▸ **Work required**
Pictures should be excluded; otherwise, copy every entry exactly.

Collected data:

━━━━

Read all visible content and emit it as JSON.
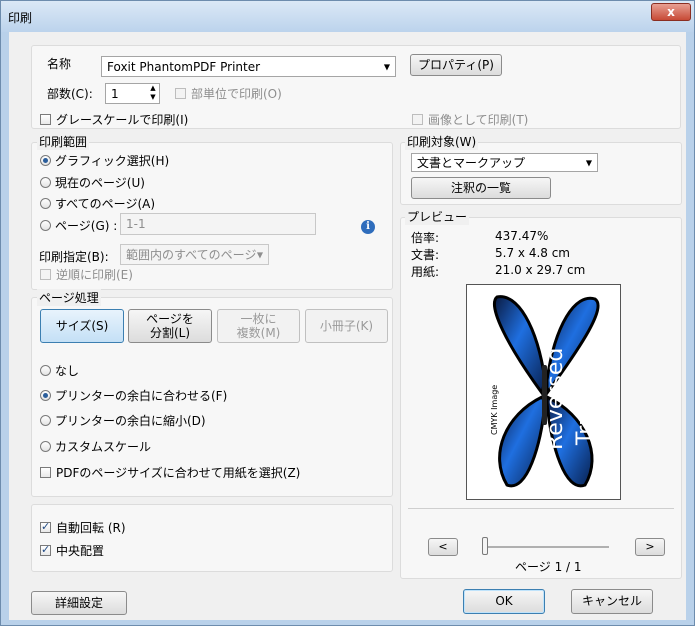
{
  "window": {
    "title": "印刷",
    "close_symbol": "x"
  },
  "printer": {
    "name_label": "名称",
    "name_value": "Foxit PhantomPDF Printer",
    "properties_button": "プロパティ(P)",
    "copies_label": "部数(C):",
    "copies_value": "1",
    "collate_label": "部単位で印刷(O)",
    "grayscale_label": "グレースケールで印刷(I)",
    "print_as_image_label": "画像として印刷(T)"
  },
  "print_range": {
    "title": "印刷範囲",
    "options": [
      "グラフィック選択(H)",
      "現在のページ(U)",
      "すべてのページ(A)",
      "ページ(G) :"
    ],
    "pages_value": "1-1",
    "subset_label": "印刷指定(B):",
    "subset_value": "範囲内のすべてのページ",
    "reverse_label": "逆順に印刷(E)"
  },
  "page_handling": {
    "title": "ページ処理",
    "buttons": {
      "size": "サイズ(S)",
      "split_line1": "ページを",
      "split_line2": "分割(L)",
      "multi_line1": "一枚に",
      "multi_line2": "複数(M)",
      "booklet": "小冊子(K)"
    },
    "options": [
      "なし",
      "プリンターの余白に合わせる(F)",
      "プリンターの余白に縮小(D)",
      "カスタムスケール"
    ],
    "choose_paper_label": "PDFのページサイズに合わせて用紙を選択(Z)"
  },
  "auto_rotate_label": "自動回転 (R)",
  "auto_center_label": "中央配置",
  "print_what": {
    "title": "印刷対象(W)",
    "value": "文書とマークアップ",
    "summarize_button": "注釈の一覧"
  },
  "preview": {
    "title": "プレビュー",
    "zoom_label": "倍率:",
    "zoom_value": "437.47%",
    "document_label": "文書:",
    "document_value": "5.7 x 4.8 cm",
    "paper_label": "用紙:",
    "paper_value": "21.0 x 29.7 cm",
    "image_caption": "CMYK Image",
    "wing_text_1": "Reversed",
    "wing_text_2": "Truetype",
    "prev_symbol": "<",
    "next_symbol": ">",
    "page_indicator": "ページ 1 / 1"
  },
  "footer": {
    "advanced_button": "詳細設定",
    "ok_button": "OK",
    "cancel_button": "キャンセル"
  }
}
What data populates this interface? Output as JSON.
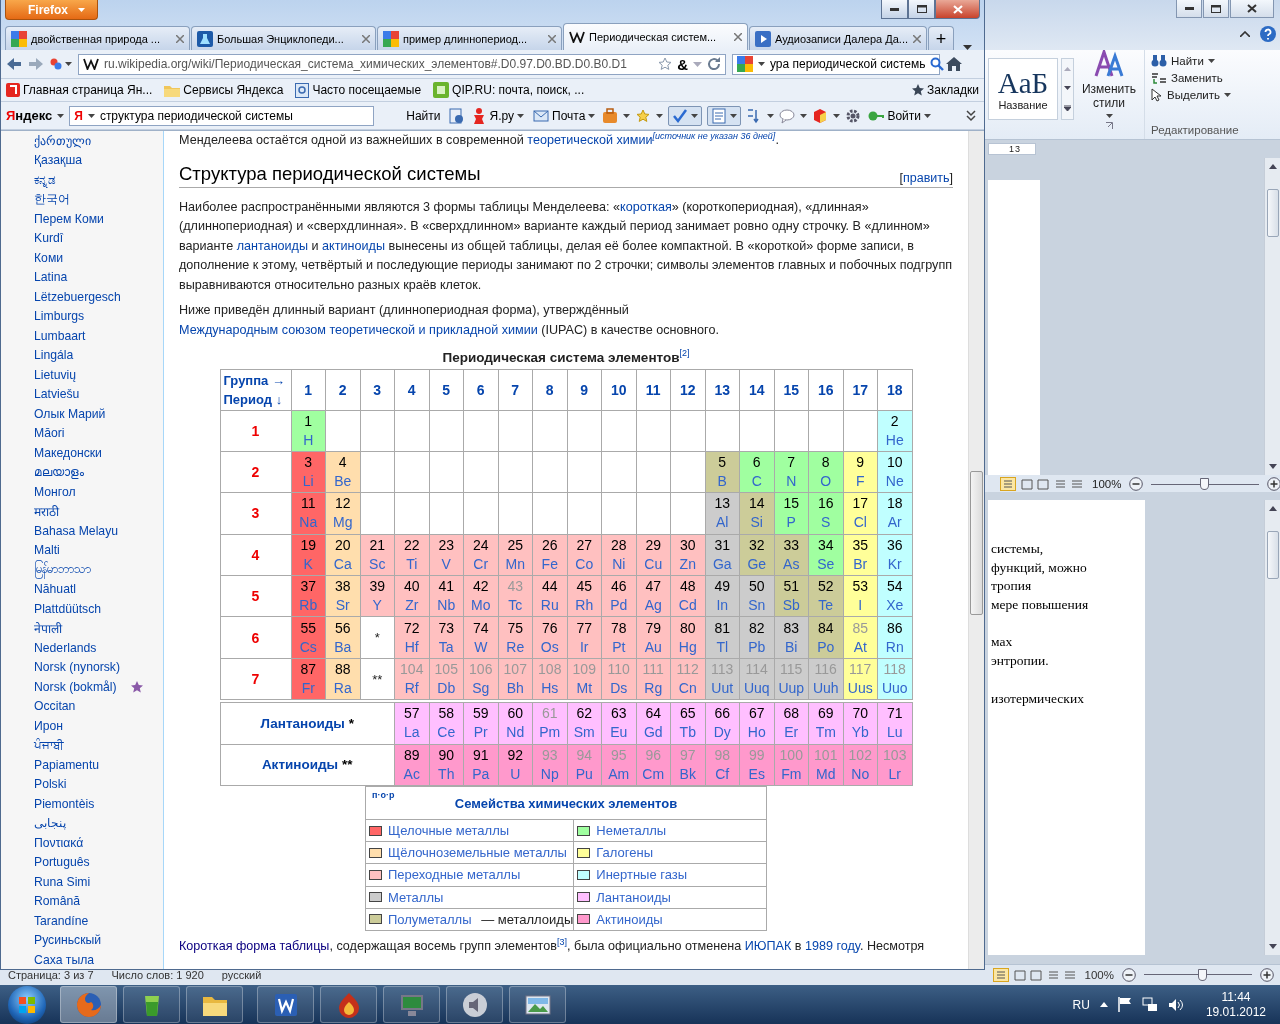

━━━━

▸ **Answer to the exercise**
Read all visible content and emit it as JSON.
{
  "window": {
    "title": "印刷",
    "close_symbol": "x"
  },
  "printer": {
    "name_label": "名称",
    "name_value": "Foxit PhantomPDF Printer",
    "properties_button": "プロパティ(P)",
    "copies_label": "部数(C):",
    "copies_value": "1",
    "collate_label": "部単位で印刷(O)",
    "grayscale_label": "グレースケールで印刷(I)",
    "print_as_image_label": "画像として印刷(T)"
  },
  "print_range": {
    "title": "印刷範囲",
    "options": [
      "グラフィック選択(H)",
      "現在のページ(U)",
      "すべてのページ(A)",
      "ページ(G) :"
    ],
    "pages_value": "1-1",
    "subset_label": "印刷指定(B):",
    "subset_value": "範囲内のすべてのページ",
    "reverse_label": "逆順に印刷(E)"
  },
  "page_handling": {
    "title": "ページ処理",
    "buttons": {
      "size": "サイズ(S)",
      "split_line1": "ページを",
      "split_line2": "分割(L)",
      "multi_line1": "一枚に",
      "multi_line2": "複数(M)",
      "booklet": "小冊子(K)"
    },
    "options": [
      "なし",
      "プリンターの余白に合わせる(F)",
      "プリンターの余白に縮小(D)",
      "カスタムスケール"
    ],
    "choose_paper_label": "PDFのページサイズに合わせて用紙を選択(Z)"
  },
  "auto_rotate_label": "自動回転 (R)",
  "auto_center_label": "中央配置",
  "print_what": {
    "title": "印刷対象(W)",
    "value": "文書とマークアップ",
    "summarize_button": "注釈の一覧"
  },
  "preview": {
    "title": "プレビュー",
    "zoom_label": "倍率:",
    "zoom_value": "437.47%",
    "document_label": "文書:",
    "document_value": "5.7 x 4.8 cm",
    "paper_label": "用紙:",
    "paper_value": "21.0 x 29.7 cm",
    "image_caption": "CMYK Image",
    "wing_text_1": "Reversed",
    "wing_text_2": "Truetype",
    "prev_symbol": "<",
    "next_symbol": ">",
    "page_indicator": "ページ 1 / 1"
  },
  "footer": {
    "advanced_button": "詳細設定",
    "ok_button": "OK",
    "cancel_button": "キャンセル"
  }
}
What data populates this interface? Output as JSON.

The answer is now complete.